What to do: Where a line contains the string "Bonds", copy that line.

>> Start

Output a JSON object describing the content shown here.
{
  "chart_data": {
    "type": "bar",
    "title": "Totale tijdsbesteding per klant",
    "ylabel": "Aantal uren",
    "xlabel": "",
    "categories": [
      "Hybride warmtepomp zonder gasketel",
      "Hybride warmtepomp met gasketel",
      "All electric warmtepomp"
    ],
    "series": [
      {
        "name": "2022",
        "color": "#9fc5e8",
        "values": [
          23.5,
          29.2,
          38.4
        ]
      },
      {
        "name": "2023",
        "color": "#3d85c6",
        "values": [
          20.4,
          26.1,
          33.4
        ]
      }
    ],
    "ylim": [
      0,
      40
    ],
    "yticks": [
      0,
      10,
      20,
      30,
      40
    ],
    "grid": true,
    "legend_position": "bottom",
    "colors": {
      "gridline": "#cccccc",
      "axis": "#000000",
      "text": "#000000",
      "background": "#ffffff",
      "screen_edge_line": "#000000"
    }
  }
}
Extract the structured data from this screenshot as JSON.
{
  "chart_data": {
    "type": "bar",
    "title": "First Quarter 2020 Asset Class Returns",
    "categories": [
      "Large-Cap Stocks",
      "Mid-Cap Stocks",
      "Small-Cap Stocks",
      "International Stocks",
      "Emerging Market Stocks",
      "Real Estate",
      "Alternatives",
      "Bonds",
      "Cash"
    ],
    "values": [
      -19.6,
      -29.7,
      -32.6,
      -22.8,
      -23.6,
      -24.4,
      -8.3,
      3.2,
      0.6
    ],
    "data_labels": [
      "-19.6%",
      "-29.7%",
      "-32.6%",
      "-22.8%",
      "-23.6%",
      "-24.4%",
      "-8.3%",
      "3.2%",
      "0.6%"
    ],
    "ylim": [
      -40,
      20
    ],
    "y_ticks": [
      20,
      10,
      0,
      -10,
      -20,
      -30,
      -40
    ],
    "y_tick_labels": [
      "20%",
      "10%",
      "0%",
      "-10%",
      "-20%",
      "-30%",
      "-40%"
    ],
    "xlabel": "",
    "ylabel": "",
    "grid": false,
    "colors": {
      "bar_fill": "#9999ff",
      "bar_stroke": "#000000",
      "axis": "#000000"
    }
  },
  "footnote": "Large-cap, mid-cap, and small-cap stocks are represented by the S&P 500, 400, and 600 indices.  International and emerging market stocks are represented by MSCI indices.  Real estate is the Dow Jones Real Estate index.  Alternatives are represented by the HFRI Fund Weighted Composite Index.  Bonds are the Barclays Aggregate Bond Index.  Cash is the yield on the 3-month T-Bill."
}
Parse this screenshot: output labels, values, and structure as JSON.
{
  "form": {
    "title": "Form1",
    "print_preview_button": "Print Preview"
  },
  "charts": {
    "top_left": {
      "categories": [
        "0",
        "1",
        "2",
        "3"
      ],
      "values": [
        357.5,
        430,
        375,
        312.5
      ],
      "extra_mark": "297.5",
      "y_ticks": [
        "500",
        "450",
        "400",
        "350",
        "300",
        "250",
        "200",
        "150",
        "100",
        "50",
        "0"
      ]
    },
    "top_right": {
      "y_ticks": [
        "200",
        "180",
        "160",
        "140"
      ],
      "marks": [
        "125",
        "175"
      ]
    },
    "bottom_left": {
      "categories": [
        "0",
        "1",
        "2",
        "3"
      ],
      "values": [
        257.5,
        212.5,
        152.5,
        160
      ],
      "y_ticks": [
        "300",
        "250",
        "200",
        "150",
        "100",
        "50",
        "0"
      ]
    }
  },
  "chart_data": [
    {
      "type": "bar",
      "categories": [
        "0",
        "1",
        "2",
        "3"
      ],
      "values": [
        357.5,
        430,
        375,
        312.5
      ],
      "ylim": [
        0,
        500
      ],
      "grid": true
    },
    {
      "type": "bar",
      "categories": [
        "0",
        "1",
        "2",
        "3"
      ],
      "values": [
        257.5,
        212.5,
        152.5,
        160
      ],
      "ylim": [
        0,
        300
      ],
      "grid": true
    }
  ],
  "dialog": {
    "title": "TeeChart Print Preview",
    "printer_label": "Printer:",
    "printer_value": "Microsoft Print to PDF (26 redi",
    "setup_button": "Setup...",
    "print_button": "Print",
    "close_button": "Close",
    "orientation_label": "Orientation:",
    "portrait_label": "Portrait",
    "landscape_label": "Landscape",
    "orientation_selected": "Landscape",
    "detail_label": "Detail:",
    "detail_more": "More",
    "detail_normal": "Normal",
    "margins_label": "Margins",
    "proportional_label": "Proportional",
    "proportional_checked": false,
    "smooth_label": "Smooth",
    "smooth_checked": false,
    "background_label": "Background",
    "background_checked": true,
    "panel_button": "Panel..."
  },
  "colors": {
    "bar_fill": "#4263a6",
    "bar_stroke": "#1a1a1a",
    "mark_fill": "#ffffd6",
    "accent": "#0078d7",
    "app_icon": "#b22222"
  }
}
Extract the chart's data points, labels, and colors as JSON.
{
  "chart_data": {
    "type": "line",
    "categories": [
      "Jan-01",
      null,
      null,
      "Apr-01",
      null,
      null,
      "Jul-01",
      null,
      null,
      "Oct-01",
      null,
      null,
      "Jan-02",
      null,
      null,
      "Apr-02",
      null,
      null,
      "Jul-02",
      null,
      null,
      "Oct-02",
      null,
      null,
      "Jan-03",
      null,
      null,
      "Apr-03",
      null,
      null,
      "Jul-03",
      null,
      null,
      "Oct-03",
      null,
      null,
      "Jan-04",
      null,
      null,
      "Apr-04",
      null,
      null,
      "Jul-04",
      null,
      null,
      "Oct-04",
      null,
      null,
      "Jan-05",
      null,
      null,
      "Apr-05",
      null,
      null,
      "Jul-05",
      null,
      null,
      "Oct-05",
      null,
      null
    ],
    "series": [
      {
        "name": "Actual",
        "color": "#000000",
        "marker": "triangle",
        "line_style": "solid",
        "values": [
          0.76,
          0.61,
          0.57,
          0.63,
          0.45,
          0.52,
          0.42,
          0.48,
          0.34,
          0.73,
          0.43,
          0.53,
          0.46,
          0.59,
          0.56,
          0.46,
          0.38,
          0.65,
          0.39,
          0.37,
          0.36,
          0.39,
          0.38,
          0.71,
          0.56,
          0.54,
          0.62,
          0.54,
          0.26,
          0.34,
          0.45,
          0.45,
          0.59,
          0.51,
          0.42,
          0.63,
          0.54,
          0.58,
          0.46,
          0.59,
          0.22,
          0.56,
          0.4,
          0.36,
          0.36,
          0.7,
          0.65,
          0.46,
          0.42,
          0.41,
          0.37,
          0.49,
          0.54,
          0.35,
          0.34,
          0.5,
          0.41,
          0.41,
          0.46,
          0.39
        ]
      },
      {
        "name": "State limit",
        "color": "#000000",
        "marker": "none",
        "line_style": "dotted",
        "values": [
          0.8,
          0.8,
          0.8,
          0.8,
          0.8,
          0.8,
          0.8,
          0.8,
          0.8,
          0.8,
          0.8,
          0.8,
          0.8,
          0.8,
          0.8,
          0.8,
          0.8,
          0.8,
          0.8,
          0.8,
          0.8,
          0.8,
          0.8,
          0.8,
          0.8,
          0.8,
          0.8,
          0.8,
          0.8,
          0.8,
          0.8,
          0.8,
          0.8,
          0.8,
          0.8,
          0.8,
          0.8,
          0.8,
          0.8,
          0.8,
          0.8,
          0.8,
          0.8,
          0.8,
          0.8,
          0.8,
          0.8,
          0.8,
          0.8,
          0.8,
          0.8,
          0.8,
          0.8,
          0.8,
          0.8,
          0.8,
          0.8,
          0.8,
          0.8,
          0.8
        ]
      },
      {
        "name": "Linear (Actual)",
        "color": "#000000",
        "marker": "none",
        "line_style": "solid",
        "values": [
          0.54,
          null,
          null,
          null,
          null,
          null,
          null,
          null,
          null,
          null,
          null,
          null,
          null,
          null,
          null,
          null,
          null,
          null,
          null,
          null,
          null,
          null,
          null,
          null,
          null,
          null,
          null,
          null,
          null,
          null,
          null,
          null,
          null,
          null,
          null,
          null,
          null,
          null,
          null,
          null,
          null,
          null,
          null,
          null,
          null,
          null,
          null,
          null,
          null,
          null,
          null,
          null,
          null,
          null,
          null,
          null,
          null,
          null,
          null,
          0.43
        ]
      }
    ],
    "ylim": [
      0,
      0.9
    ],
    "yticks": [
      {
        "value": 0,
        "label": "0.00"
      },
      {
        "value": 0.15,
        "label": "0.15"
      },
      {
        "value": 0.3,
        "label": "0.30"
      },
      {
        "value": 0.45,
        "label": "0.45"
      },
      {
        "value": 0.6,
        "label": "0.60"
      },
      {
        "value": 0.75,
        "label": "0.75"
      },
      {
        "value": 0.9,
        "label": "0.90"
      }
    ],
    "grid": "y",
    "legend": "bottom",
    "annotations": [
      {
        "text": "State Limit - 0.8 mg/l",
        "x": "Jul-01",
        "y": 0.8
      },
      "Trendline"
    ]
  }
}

>> End

Full output:
      "Bonds",
  "footnote": "Large-cap, mid-cap, and small-cap stocks are represented by the S&P 500, 400, and 600 indices.  International and emerging market stocks are represented by MSCI indices.  Real estate is the Dow Jones Real Estate index.  Alternatives are represented by the HFRI Fund Weighted Composite Index.  Bonds are the Barclays Aggregate Bond Index.  Cash is the yield on the 3-month T-Bill."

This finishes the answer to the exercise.